Exercise brief: What lines of the data include the string "JSON"? Copy them all.
* * * * *
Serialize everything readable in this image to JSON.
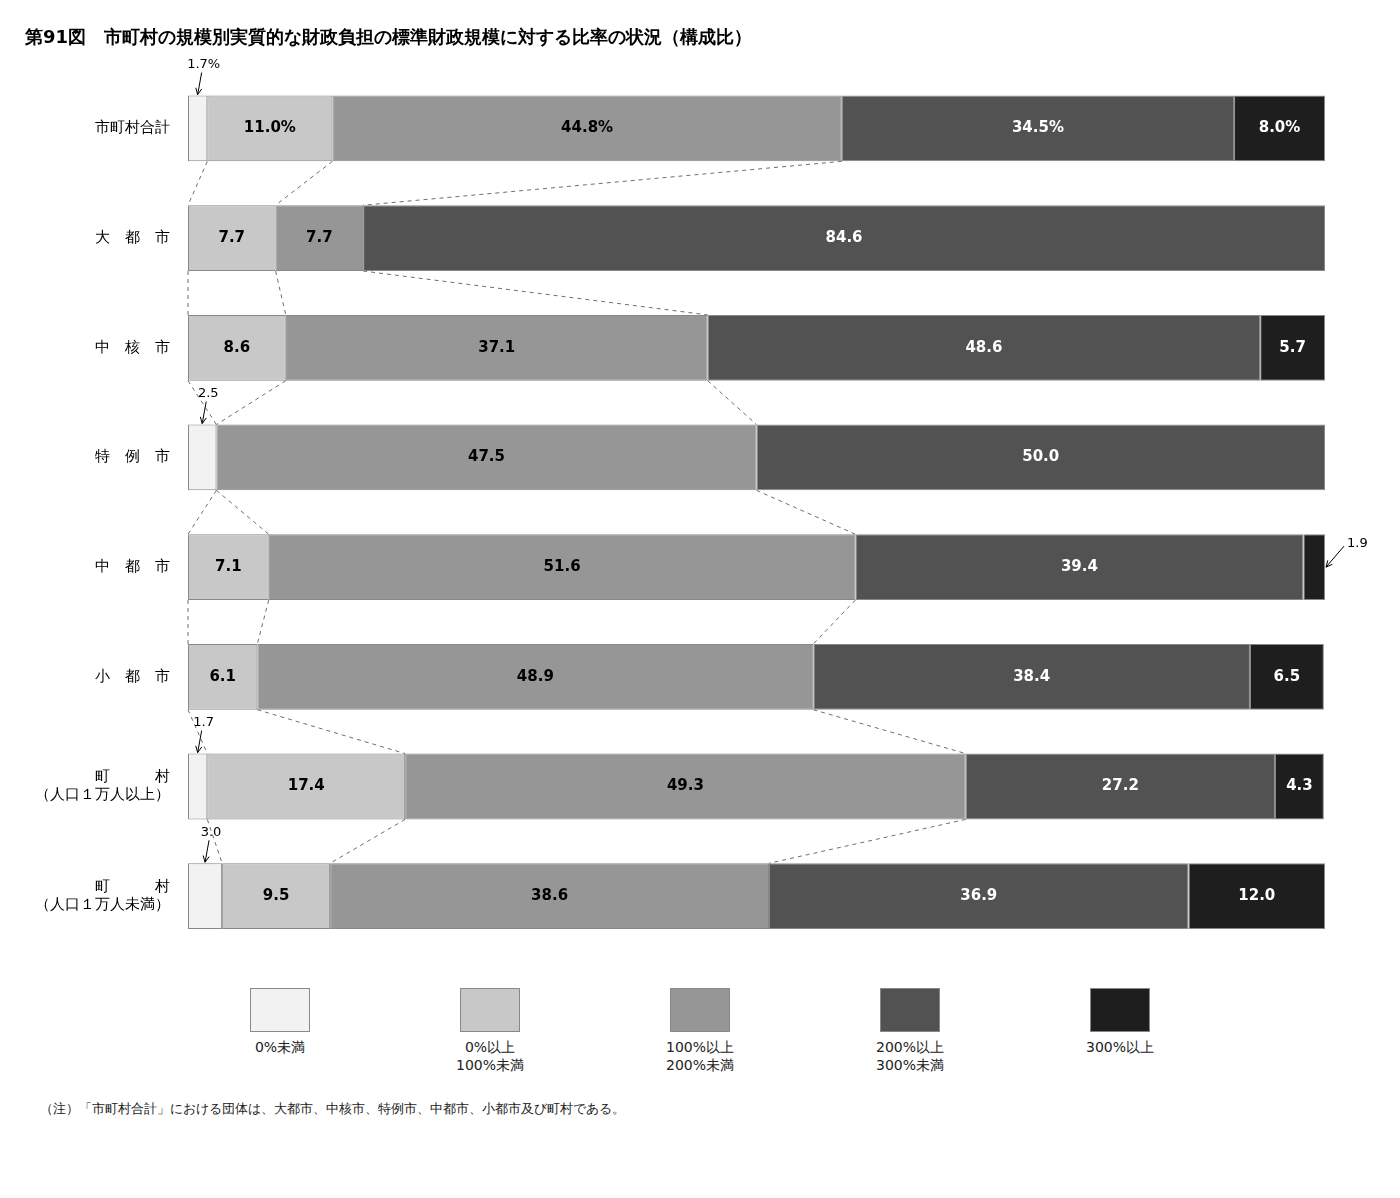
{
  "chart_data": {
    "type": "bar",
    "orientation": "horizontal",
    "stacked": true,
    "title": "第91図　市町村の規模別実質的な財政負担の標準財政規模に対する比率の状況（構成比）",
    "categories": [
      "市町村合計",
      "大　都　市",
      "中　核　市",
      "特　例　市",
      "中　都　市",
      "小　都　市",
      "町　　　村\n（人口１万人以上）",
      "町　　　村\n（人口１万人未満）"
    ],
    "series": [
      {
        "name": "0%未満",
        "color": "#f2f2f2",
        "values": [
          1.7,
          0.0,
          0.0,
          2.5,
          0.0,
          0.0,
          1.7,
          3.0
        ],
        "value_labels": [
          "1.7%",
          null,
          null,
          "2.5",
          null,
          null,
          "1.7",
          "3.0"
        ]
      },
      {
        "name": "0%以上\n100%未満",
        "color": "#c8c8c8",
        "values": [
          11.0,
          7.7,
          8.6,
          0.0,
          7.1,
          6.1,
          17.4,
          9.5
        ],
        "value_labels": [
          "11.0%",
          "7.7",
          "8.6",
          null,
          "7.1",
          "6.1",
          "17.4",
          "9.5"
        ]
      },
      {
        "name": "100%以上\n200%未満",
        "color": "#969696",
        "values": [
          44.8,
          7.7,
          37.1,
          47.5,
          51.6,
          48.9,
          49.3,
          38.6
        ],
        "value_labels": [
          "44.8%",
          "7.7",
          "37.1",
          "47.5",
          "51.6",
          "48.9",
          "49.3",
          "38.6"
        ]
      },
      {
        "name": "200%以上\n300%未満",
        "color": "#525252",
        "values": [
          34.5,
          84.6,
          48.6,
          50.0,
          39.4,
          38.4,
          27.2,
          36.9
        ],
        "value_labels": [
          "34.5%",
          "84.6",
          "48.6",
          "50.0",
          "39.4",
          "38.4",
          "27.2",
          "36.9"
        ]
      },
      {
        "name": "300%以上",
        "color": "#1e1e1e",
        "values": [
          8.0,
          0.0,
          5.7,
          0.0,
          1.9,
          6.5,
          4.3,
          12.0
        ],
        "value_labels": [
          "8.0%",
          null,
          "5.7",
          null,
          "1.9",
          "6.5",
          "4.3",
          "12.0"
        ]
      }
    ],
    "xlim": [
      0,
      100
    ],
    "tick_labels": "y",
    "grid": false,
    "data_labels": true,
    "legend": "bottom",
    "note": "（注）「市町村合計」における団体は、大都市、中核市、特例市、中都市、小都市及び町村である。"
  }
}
* * * * *
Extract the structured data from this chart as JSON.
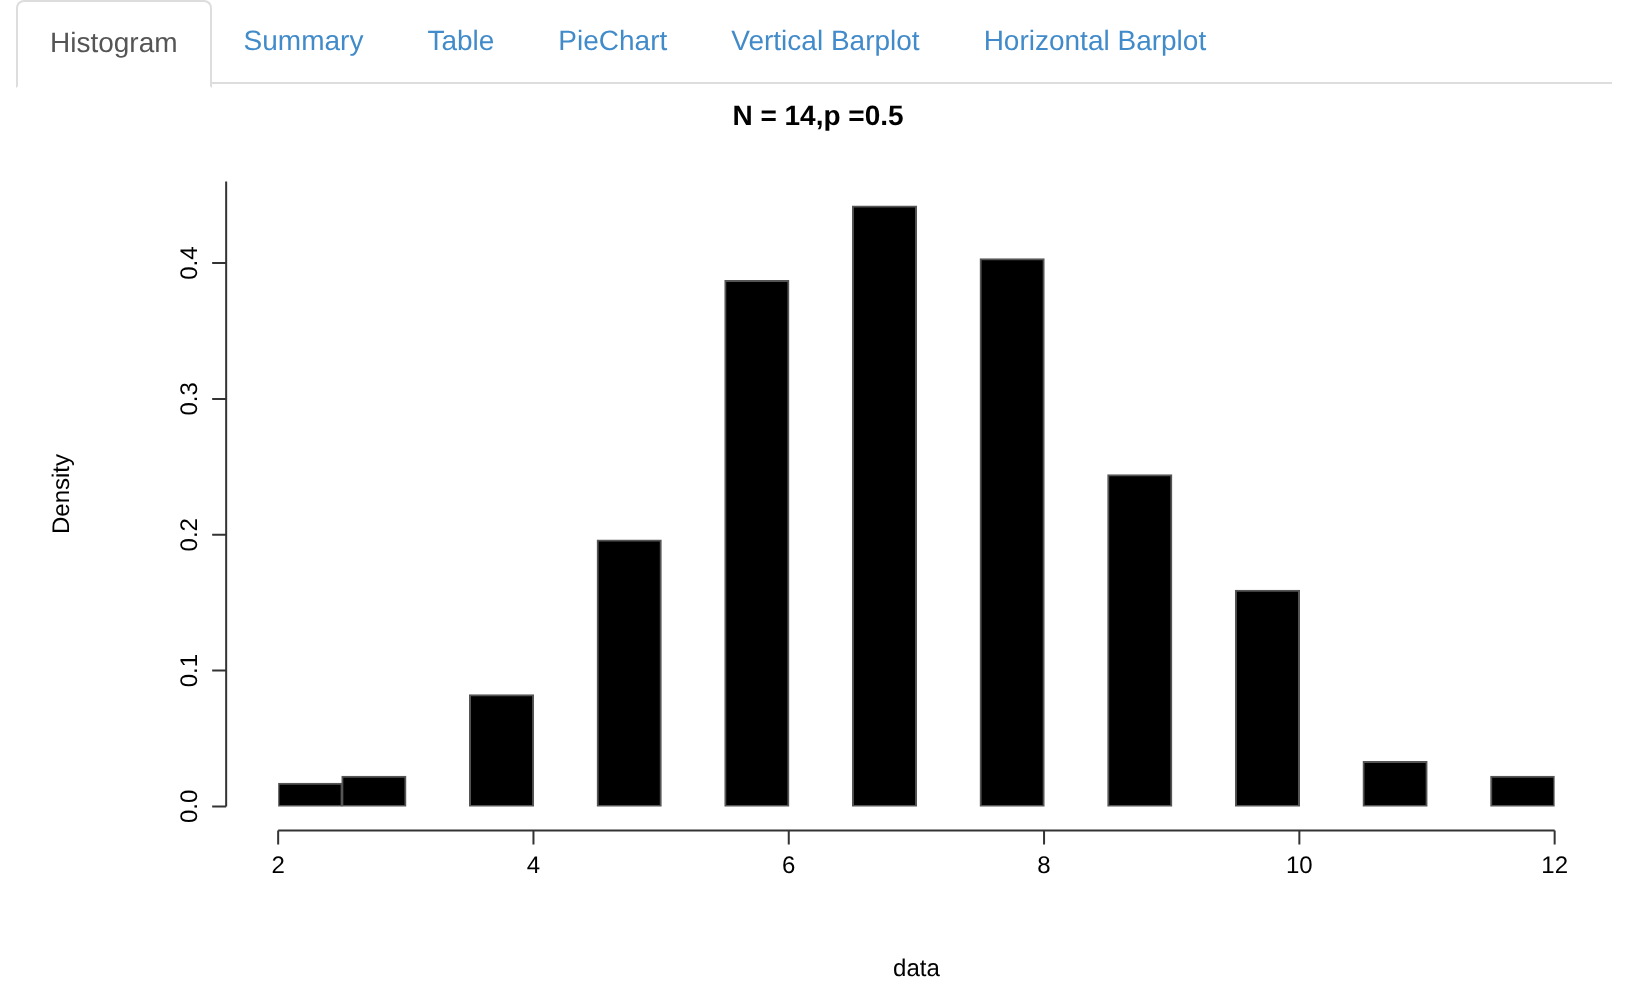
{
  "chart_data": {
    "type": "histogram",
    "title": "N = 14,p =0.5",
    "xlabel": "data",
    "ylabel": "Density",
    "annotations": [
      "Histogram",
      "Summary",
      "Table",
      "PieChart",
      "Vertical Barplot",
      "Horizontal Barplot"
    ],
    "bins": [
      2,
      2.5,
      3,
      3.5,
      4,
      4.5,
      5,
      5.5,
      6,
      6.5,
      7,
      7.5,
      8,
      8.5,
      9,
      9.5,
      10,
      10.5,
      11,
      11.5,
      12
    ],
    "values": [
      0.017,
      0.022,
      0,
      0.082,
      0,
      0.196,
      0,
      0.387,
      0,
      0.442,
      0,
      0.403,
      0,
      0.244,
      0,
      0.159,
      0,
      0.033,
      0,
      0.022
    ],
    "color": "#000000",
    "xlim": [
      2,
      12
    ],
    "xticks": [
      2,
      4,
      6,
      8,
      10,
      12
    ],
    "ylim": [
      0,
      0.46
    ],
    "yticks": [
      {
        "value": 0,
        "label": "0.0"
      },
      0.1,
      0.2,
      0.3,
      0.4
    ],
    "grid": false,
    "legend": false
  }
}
* * * * *
The output:
Serialize everything readable in this image to JSON.
Extract the structured data from this chart as JSON.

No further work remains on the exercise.